◆ Reading passage
============================================================

Capnography is a medical monitoring technique that provides real-time information about the concentration of carbon dioxide (\(\text{CO}_2\)) in a patient’s exhaled breath. This technology assesses the elimination of \(\text{CO}_2\) from the body, providing continuous, non-invasive insight into a person’s ventilation, circulation, and metabolism. Capnography is often described as the “fifth vital sign” alongside temperature, pulse, respiratory rate, and blood pressure. By tracking the patient’s breath-by-breath \(\text{CO}_2\) status, healthcare providers can detect breathing problems much earlier than with traditional monitoring methods, enabling faster, more informed decisions during medical procedures and in emergency situations.
Measuring End-Tidal Carbon Dioxide
The core measurement in capnography is the End-Tidal Carbon Dioxide (\(\text{EtCO}_2\)), which represents the maximum concentration of \(\text{CO}_2\) found at the very end of a patient’s full exhalation. This measurement is particularly significant because the gas expelled at this point comes from the alveoli, the tiny air sacs in the lungs where gas exchange occurs. Therefore, the \(\text{EtCO}_2\) value closely reflects the partial pressure of \(\text{CO}_2\) in the arterial blood, which normally ranges between 35 and 45 millimeters of mercury (\(\text{mmHg}\)).

============================================================

Entries drawn from a collection:
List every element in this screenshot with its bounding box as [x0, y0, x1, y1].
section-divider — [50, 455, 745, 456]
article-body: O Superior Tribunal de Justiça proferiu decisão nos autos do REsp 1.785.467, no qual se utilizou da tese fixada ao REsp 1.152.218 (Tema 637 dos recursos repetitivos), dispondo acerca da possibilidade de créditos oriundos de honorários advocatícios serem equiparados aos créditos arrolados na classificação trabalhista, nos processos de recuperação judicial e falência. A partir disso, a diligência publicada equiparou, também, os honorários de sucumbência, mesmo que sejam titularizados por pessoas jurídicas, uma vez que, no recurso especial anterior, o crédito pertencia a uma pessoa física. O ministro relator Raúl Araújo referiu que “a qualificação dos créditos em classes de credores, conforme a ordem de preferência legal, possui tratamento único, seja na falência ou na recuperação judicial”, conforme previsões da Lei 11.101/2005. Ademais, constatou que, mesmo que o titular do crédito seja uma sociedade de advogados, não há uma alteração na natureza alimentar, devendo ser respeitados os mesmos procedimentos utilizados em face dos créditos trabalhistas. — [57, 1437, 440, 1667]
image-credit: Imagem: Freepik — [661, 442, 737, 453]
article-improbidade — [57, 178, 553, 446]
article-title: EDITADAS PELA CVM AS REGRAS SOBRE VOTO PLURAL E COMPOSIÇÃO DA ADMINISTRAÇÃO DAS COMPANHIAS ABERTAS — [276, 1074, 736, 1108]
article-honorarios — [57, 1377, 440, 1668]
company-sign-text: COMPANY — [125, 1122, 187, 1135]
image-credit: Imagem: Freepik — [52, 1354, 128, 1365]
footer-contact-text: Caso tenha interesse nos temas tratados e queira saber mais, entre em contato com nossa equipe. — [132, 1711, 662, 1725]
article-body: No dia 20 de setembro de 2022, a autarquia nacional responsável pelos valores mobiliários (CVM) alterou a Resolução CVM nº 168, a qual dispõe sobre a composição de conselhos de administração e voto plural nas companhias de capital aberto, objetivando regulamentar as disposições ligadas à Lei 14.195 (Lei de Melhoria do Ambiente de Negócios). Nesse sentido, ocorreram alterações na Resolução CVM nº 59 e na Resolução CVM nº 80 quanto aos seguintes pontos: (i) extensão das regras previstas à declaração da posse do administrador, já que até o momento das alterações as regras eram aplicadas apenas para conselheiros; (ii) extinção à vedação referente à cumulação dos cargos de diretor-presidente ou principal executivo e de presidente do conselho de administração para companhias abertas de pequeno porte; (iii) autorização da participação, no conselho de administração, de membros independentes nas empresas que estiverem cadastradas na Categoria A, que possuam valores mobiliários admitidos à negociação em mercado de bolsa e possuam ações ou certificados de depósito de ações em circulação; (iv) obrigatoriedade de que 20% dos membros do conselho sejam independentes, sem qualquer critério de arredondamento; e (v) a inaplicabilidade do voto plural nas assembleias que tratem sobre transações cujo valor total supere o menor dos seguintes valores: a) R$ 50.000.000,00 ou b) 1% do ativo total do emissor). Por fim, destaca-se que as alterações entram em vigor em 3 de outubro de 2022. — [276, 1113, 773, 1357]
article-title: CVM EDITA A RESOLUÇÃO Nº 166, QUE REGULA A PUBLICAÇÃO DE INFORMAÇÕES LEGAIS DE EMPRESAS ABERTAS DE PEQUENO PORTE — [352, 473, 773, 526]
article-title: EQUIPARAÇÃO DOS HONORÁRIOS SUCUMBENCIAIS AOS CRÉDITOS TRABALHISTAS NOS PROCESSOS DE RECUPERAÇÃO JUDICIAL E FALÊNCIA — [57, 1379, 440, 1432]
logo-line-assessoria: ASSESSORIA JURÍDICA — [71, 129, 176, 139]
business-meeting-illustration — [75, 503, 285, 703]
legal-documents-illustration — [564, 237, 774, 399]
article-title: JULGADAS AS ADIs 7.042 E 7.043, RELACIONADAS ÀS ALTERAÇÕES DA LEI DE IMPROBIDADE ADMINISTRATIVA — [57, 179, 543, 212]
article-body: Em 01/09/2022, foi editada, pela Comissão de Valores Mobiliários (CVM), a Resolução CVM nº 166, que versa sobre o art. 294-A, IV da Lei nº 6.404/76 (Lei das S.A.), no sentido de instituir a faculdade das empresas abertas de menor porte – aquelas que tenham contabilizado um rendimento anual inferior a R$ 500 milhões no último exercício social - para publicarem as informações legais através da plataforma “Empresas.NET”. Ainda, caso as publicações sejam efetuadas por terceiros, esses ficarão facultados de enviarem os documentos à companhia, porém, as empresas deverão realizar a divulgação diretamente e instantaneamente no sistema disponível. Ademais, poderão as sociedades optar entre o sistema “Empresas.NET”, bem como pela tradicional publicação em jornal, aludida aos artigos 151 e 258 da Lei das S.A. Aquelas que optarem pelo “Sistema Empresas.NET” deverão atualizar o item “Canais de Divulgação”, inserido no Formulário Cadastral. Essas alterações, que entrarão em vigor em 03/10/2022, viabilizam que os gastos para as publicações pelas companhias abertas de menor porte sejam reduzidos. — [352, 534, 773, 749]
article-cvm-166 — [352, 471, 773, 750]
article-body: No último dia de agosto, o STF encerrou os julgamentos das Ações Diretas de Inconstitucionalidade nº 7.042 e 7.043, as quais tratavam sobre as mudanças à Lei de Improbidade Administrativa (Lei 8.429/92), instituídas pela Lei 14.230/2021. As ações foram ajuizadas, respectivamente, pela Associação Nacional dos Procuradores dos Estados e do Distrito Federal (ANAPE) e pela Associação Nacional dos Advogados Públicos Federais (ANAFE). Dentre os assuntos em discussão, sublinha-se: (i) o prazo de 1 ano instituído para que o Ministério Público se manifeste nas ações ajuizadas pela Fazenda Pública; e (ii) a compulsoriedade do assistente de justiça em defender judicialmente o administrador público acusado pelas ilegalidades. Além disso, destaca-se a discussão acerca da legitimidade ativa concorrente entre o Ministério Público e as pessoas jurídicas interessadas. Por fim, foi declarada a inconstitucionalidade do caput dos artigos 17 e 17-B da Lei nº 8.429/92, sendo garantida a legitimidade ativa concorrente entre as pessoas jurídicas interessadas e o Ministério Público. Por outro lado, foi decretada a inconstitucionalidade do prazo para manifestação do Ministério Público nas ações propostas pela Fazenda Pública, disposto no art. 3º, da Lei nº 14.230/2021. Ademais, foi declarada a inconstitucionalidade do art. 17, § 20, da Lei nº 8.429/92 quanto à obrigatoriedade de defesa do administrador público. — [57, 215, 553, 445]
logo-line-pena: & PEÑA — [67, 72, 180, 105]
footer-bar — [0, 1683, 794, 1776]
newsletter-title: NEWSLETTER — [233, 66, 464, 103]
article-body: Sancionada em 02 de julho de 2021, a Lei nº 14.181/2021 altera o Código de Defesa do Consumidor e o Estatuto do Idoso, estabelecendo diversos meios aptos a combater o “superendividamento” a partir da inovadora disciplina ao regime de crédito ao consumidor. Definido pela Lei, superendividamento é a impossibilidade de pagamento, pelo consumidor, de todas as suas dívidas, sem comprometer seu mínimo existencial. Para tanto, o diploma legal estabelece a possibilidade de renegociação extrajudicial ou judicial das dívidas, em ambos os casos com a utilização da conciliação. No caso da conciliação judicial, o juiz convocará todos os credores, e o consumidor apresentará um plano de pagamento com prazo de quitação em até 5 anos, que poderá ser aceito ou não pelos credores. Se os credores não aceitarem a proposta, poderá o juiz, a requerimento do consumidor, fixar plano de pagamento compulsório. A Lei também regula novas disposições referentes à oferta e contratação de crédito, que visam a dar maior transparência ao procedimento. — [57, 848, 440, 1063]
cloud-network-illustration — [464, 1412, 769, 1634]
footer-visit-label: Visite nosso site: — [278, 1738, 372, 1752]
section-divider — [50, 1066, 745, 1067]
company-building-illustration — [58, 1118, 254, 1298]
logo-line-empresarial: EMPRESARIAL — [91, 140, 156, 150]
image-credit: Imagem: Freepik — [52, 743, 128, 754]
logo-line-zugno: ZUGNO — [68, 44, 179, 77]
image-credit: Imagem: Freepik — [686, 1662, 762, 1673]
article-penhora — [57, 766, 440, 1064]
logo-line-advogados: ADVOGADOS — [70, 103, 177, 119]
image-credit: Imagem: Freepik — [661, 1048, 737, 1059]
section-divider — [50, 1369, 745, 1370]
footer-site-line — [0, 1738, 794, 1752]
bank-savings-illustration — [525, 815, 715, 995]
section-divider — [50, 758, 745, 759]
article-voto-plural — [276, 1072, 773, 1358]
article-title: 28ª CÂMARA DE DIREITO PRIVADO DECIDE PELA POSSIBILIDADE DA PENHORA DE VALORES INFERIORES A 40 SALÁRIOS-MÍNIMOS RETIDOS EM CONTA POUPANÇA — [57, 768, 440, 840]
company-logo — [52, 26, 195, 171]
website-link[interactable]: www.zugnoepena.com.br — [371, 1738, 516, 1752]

============================================================

Reproduce the part of the capnography passage starting with "Capnography is a" and going on through "in emergency situations.".

◆ Answer space
Capnography is a medical monitoring technique that provides real-time information about the concentration of carbon dioxide (\(\text{CO}_2\)) in a patient’s exhaled breath. This technology assesses the elimination of \(\text{CO}_2\) from the body, providing continuous, non-invasive insight into a person’s ventilation, circulation, and metabolism. Capnography is often described as the “fifth vital sign” alongside temperature, pulse, respiratory rate, and blood pressure. By tracking the patient’s breath-by-breath \(\text{CO}_2\) status, healthcare providers can detect breathing problems much earlier than with traditional monitoring methods, enabling faster, more informed decisions during medical procedures and in emergency situations.